- _Document text_:
Re: Proving B given that A >= 0 -> B and A < 0 -> B

[Ben Hocking <benjaminhocking@gmail.com>]

On Monday, September 3, 2012 10:19:28 AM UTC-4, Ben Hocking wrote:
> I've run into this scenario a couple times and I have yet to come up with a simple solution. I have the following rule in my .rlu file:
> 
>   combine_cases2: PREDB may_be_deduced_from [A >= 0 -> PREDB, A < 0 -> PREDB, goal(checktype(A, number))].
> 
> (Evidently there's no boolean type in prolog, so I can't assert that PREDB is of type boolean. Correct me if I'm wrong on that.)
> 
> 
> 
> Unfortunately, this rule doesn't seem to be helping me on the following:
> 
> …
> 
> H15:   x - a * (y - z) div b >= 0 -> 
> 
>           my_fn(x - a * (y - z) div b)  <= c .

- _Dataset content_:
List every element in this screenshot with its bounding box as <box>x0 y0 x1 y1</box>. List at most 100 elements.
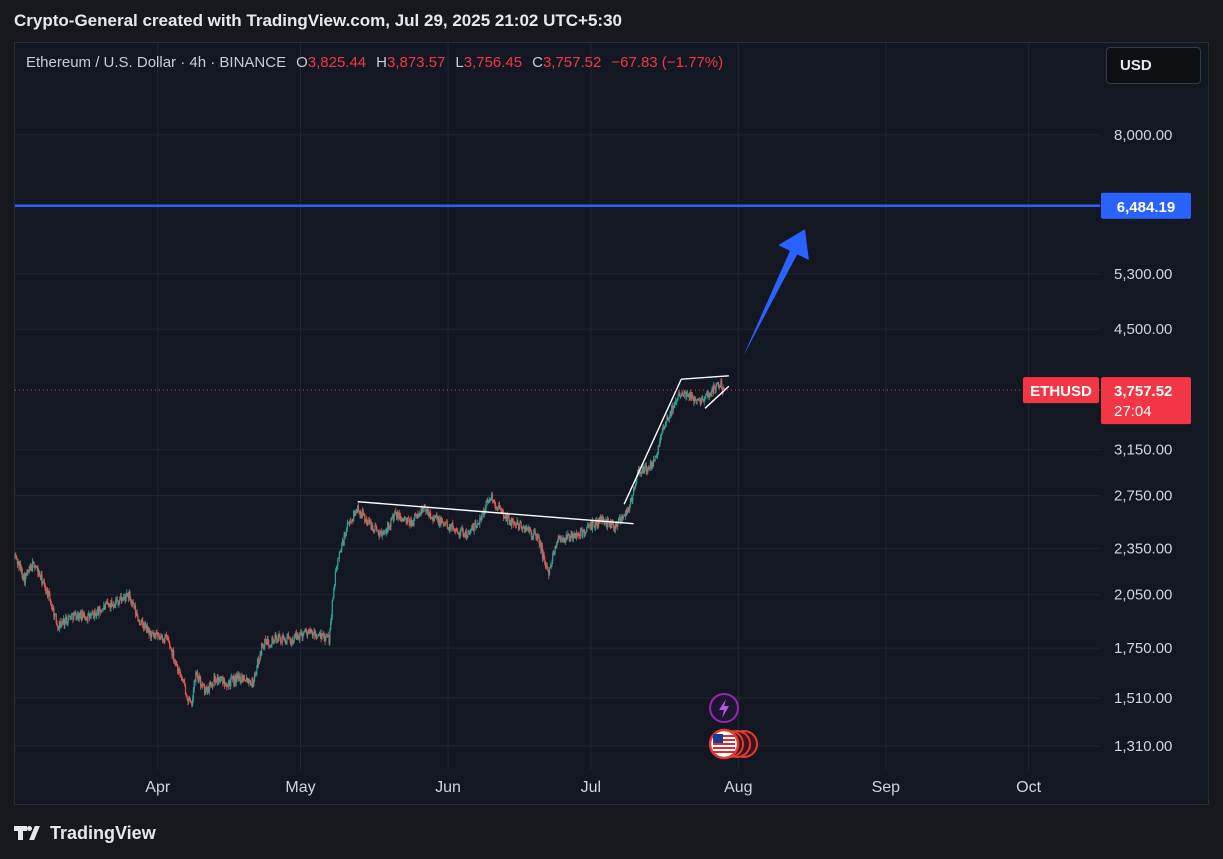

- _Task instructions_:
[A] In the forum post, what type does the poster say prolog evidently lacks?
[B] Rewrite the paragraph of the forum post that begins "(Evidently there's no boolean type" in a single shorter sentence that keeps its main facts.
[C] Reproduce the part of the forum post that begins at the words "Re: Proving B" and stop after "PREDB, goal(checktype(A, number))].".

- _Answers per task_:
[A] A boolean type.

[B] Prolog apparently has no boolean type, so PREDB cannot be asserted as boolean, and the poster asks to be corrected if this is wrong.

[C]
Re: Proving B given that A >= 0 -> B and A < 0 -> B

[Ben Hocking <benjaminhocking@gmail.com>]

On Monday, September 3, 2012 10:19:28 AM UTC-4, Ben Hocking wrote:
> I've run into this scenario a couple times and I have yet to come up with a simple solution. I have the following rule in my .rlu file:
> 
>   combine_cases2: PREDB may_be_deduced_from [A >= 0 -> PREDB, A < 0 -> PREDB, goal(checktype(A, number))].